** Begin DATASET **

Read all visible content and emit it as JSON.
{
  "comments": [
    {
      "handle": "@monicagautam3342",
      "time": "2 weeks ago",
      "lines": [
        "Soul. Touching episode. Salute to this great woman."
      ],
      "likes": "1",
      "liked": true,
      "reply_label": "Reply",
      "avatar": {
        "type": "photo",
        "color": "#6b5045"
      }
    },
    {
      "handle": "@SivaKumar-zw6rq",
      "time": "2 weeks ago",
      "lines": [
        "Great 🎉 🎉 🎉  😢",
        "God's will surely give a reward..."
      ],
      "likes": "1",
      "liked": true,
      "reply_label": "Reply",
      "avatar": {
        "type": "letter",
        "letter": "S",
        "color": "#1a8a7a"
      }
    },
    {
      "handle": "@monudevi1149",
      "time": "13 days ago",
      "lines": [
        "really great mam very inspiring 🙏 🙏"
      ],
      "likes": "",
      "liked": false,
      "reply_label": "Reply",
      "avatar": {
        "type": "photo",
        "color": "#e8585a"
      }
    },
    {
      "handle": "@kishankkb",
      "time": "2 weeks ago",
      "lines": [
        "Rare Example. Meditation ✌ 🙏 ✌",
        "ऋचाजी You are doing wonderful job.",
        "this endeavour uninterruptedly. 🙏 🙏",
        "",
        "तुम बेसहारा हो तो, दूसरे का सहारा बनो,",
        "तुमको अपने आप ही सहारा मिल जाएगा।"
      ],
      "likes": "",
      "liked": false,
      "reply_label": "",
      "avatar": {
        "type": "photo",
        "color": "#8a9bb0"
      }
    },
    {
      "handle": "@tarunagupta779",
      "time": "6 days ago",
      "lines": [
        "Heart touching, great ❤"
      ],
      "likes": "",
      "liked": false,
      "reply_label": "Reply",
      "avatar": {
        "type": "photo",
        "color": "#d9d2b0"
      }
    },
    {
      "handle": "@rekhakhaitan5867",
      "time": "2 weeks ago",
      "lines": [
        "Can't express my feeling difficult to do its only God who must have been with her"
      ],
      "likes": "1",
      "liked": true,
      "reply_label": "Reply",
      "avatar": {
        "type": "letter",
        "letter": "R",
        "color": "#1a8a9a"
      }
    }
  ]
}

** End DATASET **

THE REQUEST: Retype all of the material above with every character intact.

ANSWER TO THE PROBLEM:
Read all visible content and emit it as JSON.
{
  "comments": [
    {
      "handle": "@monicagautam3342",
      "time": "2 weeks ago",
      "lines": [
        "Soul. Touching episode. Salute to this great woman."
      ],
      "likes": "1",
      "liked": true,
      "reply_label": "Reply",
      "avatar": {
        "type": "photo",
        "color": "#6b5045"
      }
    },
    {
      "handle": "@SivaKumar-zw6rq",
      "time": "2 weeks ago",
      "lines": [
        "Great 🎉 🎉 🎉  😢",
        "God's will surely give a reward..."
      ],
      "likes": "1",
      "liked": true,
      "reply_label": "Reply",
      "avatar": {
        "type": "letter",
        "letter": "S",
        "color": "#1a8a7a"
      }
    },
    {
      "handle": "@monudevi1149",
      "time": "13 days ago",
      "lines": [
        "really great mam very inspiring 🙏 🙏"
      ],
      "likes": "",
      "liked": false,
      "reply_label": "Reply",
      "avatar": {
        "type": "photo",
        "color": "#e8585a"
      }
    },
    {
      "handle": "@kishankkb",
      "time": "2 weeks ago",
      "lines": [
        "Rare Example. Meditation ✌ 🙏 ✌",
        "ऋचाजी You are doing wonderful job.",
        "this endeavour uninterruptedly. 🙏 🙏",
        "",
        "तुम बेसहारा हो तो, दूसरे का सहारा बनो,",
        "तुमको अपने आप ही सहारा मिल जाएगा।"
      ],
      "likes": "",
      "liked": false,
      "reply_label": "",
      "avatar": {
        "type": "photo",
        "color": "#8a9bb0"
      }
    },
    {
      "handle": "@tarunagupta779",
      "time": "6 days ago",
      "lines": [
        "Heart touching, great ❤"
      ],
      "likes": "",
      "liked": false,
      "reply_label": "Reply",
      "avatar": {
        "type": "photo",
        "color": "#d9d2b0"
      }
    },
    {
      "handle": "@rekhakhaitan5867",
      "time": "2 weeks ago",
      "lines": [
        "Can't express my feeling difficult to do its only God who must have been with her"
      ],
      "likes": "1",
      "liked": true,
      "reply_label": "Reply",
      "avatar": {
        "type": "letter",
        "letter": "R",
        "color": "#1a8a9a"
      }
    }
  ]
}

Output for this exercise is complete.